Stored dataset items:
::::::

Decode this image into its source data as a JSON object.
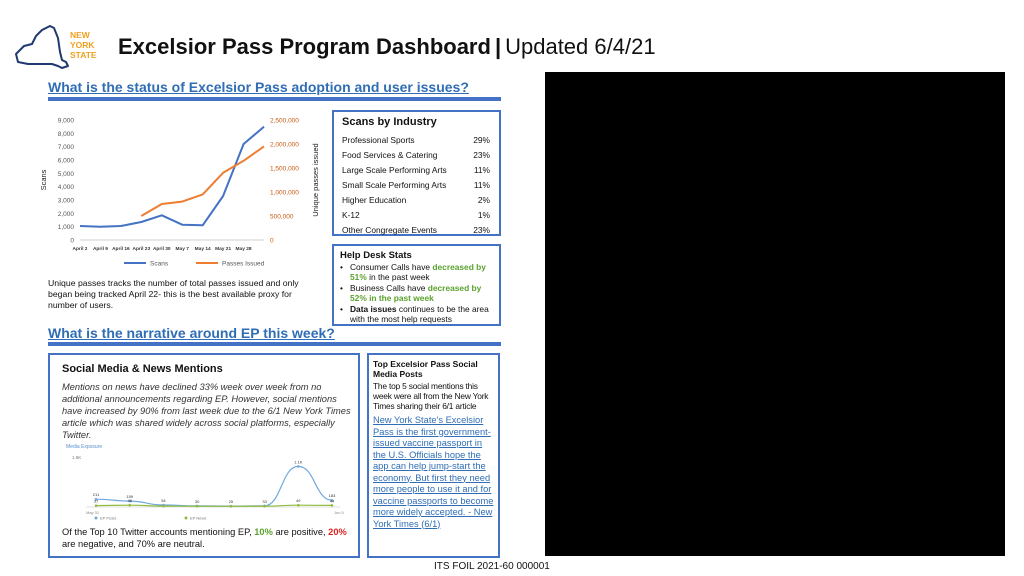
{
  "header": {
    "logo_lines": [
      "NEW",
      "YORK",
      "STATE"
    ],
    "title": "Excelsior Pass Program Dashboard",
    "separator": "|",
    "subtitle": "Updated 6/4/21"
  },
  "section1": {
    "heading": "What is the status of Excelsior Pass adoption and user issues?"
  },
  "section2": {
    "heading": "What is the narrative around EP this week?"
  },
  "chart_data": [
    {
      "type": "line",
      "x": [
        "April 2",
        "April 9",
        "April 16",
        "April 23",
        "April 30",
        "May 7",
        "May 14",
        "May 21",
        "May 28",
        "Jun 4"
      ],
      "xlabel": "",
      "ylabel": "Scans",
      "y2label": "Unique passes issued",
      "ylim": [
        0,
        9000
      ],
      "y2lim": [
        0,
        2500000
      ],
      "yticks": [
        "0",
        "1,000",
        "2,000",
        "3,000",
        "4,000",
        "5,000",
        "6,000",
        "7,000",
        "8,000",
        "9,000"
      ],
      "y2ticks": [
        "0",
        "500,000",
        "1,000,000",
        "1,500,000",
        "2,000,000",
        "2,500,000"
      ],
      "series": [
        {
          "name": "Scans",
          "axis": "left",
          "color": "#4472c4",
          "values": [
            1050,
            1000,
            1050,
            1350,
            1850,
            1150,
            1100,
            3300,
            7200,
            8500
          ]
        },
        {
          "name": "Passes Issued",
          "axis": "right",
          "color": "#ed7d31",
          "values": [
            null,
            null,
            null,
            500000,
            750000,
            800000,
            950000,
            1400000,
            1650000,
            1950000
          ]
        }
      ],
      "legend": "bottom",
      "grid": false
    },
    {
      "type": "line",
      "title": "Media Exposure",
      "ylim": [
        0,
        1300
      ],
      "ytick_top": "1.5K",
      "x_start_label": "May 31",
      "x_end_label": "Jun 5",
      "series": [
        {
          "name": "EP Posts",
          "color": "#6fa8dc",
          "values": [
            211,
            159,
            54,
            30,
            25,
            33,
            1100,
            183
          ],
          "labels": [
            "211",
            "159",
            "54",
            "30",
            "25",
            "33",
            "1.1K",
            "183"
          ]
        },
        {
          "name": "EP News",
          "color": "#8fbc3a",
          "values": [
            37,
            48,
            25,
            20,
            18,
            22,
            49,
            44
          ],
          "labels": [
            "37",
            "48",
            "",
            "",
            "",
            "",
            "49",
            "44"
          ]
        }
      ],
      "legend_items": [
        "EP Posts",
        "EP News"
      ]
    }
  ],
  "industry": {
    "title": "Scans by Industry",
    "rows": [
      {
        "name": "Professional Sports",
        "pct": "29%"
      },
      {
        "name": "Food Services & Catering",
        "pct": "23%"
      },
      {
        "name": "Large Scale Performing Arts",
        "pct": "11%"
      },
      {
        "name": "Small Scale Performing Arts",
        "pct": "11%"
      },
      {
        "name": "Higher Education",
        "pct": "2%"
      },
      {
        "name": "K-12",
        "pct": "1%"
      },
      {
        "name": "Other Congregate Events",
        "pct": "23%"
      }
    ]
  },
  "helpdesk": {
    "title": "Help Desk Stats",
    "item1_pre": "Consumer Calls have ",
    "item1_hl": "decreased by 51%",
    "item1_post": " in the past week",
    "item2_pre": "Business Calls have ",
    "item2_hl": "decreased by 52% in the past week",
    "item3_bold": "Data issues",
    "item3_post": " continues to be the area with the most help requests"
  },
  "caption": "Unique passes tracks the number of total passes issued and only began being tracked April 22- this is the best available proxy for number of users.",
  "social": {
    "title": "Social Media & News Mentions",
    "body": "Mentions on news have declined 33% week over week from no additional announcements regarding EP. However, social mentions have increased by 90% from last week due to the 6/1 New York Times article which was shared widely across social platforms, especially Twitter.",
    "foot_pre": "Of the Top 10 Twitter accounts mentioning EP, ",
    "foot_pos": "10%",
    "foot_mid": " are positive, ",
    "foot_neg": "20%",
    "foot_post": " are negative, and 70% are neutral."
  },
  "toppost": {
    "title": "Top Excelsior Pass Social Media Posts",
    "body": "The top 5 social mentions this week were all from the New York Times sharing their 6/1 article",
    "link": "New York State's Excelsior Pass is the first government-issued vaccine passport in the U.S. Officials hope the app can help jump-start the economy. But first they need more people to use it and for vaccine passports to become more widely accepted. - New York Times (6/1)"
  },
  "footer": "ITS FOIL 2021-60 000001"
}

::::::

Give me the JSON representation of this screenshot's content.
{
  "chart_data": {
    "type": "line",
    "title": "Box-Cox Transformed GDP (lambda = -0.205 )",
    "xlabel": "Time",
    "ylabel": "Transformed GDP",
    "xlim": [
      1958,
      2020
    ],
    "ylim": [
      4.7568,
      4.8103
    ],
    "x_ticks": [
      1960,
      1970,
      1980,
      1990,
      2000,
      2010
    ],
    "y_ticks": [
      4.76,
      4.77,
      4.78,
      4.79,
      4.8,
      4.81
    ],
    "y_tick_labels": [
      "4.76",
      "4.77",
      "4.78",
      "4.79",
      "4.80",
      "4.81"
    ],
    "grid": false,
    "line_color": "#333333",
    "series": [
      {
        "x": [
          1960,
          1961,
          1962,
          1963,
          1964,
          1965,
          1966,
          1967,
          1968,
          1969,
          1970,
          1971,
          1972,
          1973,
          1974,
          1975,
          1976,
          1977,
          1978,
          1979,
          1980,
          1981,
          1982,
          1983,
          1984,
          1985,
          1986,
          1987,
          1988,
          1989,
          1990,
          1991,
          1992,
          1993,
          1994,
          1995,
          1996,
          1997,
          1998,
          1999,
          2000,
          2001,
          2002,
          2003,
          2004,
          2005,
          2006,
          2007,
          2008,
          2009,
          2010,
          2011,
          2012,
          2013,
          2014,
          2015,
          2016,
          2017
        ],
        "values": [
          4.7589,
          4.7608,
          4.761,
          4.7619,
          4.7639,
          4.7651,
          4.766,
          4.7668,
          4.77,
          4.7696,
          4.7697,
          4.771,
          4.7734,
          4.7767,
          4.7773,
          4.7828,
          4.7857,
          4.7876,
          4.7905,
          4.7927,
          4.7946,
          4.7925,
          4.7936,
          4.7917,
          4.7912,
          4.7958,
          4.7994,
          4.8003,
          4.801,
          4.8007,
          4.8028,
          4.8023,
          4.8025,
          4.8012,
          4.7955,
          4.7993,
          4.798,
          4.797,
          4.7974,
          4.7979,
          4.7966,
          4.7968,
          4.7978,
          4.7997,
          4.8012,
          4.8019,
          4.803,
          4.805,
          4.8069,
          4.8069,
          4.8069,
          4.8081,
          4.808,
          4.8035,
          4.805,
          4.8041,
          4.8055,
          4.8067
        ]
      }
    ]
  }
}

::::::

TASK BRIEF —
Sift the material for lines with the string "Arts". Copy each one found.

FINISHED ANSWER —
        "name": "Large Scale Performing Arts",
        "name": "Small Scale Performing Arts",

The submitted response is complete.